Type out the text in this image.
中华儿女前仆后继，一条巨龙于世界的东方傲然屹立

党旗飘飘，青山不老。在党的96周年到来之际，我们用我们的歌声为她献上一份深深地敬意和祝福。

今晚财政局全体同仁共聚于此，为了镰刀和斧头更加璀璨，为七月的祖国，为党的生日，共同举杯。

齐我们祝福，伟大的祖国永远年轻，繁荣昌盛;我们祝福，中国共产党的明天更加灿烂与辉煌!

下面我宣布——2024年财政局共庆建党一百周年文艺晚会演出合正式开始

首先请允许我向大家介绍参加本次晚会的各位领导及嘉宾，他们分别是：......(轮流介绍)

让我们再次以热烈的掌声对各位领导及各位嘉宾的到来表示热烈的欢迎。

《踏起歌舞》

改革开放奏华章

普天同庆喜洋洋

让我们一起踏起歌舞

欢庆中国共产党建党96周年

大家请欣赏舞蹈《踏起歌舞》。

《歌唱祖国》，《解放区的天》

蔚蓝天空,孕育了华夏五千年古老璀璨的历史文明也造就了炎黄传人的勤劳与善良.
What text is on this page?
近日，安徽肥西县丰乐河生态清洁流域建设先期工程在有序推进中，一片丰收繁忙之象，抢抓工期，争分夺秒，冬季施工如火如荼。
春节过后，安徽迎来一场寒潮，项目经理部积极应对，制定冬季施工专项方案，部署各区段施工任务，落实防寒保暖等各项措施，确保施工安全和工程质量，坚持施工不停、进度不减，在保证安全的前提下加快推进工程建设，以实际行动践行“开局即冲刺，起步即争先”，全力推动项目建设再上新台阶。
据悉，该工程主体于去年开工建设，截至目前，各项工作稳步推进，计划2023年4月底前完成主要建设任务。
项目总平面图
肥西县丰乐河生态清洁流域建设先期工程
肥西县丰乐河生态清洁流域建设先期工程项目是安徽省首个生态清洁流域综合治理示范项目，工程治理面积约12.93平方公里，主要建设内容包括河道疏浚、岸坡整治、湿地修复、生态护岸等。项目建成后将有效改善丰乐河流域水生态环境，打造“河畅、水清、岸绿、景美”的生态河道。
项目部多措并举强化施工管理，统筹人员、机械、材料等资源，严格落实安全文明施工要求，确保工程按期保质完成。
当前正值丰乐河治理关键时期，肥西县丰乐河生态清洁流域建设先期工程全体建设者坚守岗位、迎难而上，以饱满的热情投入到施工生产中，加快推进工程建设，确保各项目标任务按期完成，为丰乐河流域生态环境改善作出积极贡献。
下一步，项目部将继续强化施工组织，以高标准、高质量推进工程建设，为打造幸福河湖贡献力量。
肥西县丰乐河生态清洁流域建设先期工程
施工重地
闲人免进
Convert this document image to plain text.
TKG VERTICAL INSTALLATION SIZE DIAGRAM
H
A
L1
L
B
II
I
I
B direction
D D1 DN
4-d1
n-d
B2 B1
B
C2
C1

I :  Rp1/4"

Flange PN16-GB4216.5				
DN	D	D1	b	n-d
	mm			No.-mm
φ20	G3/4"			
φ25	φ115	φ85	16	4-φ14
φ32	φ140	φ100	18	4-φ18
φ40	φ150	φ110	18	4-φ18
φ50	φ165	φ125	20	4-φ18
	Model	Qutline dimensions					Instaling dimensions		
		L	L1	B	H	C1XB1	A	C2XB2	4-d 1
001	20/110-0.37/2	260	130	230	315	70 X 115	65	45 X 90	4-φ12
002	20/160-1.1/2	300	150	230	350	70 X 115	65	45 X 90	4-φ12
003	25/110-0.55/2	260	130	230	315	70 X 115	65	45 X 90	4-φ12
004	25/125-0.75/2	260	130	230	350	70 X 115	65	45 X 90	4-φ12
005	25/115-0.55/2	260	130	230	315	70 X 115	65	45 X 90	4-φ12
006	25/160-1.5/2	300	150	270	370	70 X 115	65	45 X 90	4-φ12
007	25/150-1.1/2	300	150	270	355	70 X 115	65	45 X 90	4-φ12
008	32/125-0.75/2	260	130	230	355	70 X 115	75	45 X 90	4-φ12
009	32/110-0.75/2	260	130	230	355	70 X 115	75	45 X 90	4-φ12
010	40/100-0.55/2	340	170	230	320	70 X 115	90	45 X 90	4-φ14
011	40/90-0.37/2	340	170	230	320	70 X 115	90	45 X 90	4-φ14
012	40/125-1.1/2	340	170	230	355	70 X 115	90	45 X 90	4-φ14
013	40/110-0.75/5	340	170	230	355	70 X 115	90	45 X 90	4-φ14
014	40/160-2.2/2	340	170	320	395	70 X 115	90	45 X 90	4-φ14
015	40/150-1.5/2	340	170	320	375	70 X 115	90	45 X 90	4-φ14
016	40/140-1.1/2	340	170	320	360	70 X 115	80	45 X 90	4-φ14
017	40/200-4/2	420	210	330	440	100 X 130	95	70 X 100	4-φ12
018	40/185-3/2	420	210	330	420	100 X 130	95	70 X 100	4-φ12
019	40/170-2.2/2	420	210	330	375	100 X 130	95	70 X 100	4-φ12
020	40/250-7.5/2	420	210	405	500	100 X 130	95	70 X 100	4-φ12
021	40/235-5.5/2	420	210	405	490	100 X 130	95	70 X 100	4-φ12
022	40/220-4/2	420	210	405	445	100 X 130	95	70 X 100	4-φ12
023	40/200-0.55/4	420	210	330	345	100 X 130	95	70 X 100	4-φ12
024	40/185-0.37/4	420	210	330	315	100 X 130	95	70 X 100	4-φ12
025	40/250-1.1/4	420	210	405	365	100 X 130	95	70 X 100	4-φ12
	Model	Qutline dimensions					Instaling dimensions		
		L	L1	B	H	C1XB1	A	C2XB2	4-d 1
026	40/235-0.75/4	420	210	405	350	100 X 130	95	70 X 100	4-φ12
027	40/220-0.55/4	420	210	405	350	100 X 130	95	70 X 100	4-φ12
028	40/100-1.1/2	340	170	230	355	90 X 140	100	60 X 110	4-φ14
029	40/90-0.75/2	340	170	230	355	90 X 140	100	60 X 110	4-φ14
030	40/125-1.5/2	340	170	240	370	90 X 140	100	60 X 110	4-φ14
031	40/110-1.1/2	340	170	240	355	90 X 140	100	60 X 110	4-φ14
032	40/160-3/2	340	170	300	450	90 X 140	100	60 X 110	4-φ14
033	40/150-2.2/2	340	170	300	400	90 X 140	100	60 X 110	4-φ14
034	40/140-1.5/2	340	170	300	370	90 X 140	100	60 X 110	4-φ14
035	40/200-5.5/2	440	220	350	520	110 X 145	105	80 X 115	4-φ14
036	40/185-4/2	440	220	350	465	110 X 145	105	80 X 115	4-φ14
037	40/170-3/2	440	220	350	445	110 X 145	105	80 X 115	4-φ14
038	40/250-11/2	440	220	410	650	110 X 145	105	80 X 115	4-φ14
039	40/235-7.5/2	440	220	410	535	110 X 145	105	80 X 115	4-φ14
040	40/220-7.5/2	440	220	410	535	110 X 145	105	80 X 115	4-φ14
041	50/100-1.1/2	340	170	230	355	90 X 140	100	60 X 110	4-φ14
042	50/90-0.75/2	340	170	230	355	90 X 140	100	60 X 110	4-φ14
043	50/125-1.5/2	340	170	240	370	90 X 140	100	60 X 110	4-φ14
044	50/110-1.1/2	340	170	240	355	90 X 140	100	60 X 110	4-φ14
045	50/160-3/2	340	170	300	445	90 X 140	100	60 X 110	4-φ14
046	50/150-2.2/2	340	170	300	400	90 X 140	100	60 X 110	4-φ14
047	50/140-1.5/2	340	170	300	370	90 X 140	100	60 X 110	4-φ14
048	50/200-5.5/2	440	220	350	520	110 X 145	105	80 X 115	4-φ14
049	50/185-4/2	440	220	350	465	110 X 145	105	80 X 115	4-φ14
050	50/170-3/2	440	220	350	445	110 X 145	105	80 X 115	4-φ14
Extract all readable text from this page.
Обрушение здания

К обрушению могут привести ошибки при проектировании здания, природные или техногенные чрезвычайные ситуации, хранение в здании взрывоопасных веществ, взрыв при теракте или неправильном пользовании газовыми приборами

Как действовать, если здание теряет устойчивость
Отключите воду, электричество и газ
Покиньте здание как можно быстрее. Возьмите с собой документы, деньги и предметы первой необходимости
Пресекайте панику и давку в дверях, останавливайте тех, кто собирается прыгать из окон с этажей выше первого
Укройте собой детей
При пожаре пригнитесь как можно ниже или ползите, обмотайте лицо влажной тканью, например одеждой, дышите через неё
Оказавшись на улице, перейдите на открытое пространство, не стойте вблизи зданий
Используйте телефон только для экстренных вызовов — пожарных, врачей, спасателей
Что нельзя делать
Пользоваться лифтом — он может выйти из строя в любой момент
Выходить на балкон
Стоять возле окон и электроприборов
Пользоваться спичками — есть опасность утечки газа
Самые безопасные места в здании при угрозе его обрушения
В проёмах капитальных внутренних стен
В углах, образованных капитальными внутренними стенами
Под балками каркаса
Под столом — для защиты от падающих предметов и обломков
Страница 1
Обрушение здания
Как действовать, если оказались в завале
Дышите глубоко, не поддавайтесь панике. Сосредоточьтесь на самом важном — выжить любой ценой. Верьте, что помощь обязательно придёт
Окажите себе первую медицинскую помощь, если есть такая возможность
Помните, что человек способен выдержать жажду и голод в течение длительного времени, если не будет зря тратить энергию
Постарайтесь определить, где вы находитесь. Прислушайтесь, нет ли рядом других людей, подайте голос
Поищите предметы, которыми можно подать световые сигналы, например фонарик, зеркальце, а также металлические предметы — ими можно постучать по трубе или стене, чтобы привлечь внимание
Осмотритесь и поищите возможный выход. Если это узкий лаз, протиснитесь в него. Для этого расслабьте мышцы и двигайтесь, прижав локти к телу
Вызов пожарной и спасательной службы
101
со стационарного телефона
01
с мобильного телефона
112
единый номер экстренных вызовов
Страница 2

-- -- --

▸ **AIM OF THE TASK**
Determine the count of lines in the data above with the string "предметы" in them, and give that count alone.

▸ **SOLVED PROBLEM**
2